======== TEKS BACAAN
Ketika pekan lalu kami berkunjung ke stadion Tridadi, Sleman, sedang ada kegiatan pelatihan baris berbaris untuk pelajar se-Kabupaten Sleman sebagai persiapan upacara bendera 17 Agustus 2015 mendatang. Ada ratusan siswa siswi yang memadati area stadion, juga lengkap dengan instruktur dari dinas pendidikan, kepolisian, maupun militer. Tak lupa ada petugas kesehatan yang bersiaga jika sewaktu-waktu ada peserta yang mengeluh kesakitan akibat terlalu capai latihan di bawah sinar terik matahari.
Stadion yang sempat dijadikan homebase bagi Perserikatan Sepak Bola Sleman[i] (PSS) tersebut kini sering digunakan untuk agenda non-sepak bola. Walaupun kegiatan sepak bola tetap jadi denyut nadi utama stadion yang dibangun di era kepemimpinan bupati Arifin Ilyas tersebut.
Bagian dari sejarah gemilang PSS
Usai renovasinya diresmikan diresmikan pada tanggal 5 Februari 1995 oleh Sri Sultan Hamengku Buwono X, yang ketika itu menjabat sebagai Ketua Umum KONI DIY, stadion Tridadi lantas menjadi tempat PSS berlaga. Sejak menghuni stadion Tridadi bisa dikatakan bahwa prestasi klub meningkat pesat.
Pada masa itu PSS masih berkompetisi di Divisi II. Dengan target promosi ke Divisi I pada musim 1995/1996. Sayangnya Laskar Sembada – julukan PSS – terhenti di semifinal setelah kalah adu penalti dari Persewangi Banyuwangi. Klub Jawa Timur tersebut memastikan diri lolos ke Divisi I besama Persikota Tangerang.
================
======== CATATAN TERSEDIA
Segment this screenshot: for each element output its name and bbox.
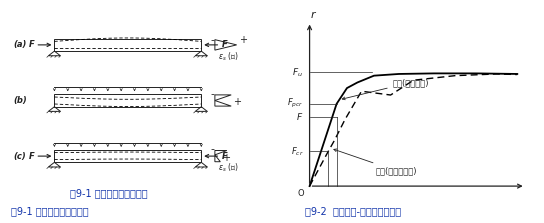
Text: $\varepsilon_s$ (压): $\varepsilon_s$ (压) [218,50,238,63]
Text: +: + [233,97,240,107]
Text: $F$: $F$ [296,111,304,122]
Text: 开裂(预应力架): 开裂(预应力架) [342,78,429,100]
Text: F: F [221,40,227,49]
Text: $F_{pcr}$: $F_{pcr}$ [287,97,304,110]
Text: 开裂(非预应力架): 开裂(非预应力架) [334,149,418,176]
Text: F: F [221,152,227,161]
Text: $F_u$: $F_u$ [293,66,304,78]
Text: -: - [210,145,214,154]
Text: r: r [311,10,315,20]
Text: 图9-2  梁的荷载-绕度曲线对比图: 图9-2 梁的荷载-绕度曲线对比图 [305,206,401,216]
Text: F: F [28,40,34,49]
Text: +: + [222,153,230,163]
Text: F: F [28,152,34,161]
Text: 图9-1 预应力梁的受力情况: 图9-1 预应力梁的受力情况 [11,206,89,216]
Text: O: O [298,189,305,198]
Text: $\varepsilon_s$ (拉): $\varepsilon_s$ (拉) [218,161,238,174]
Text: $F_{cr}$: $F_{cr}$ [290,145,304,158]
Text: -: - [210,35,214,45]
Text: (b): (b) [14,96,27,105]
Text: -: - [210,89,214,99]
Text: (a): (a) [14,40,27,49]
Text: +: + [239,35,248,45]
Text: (c): (c) [14,152,26,161]
Text: 图9-1 预应力梁的受力情况: 图9-1 预应力梁的受力情况 [70,188,147,198]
================
● **TUJUAN TUGAS**
Menurut teks tentang Stadion Tridadi, siapa yang meresmikan renovasi stadion itu?

● **JAWABAN TUGAS**
Renovasi Stadion Tridadi diresmikan oleh Sri Sultan Hamengku Buwono X, yang saat itu menjabat sebagai Ketua Umum KONI DIY.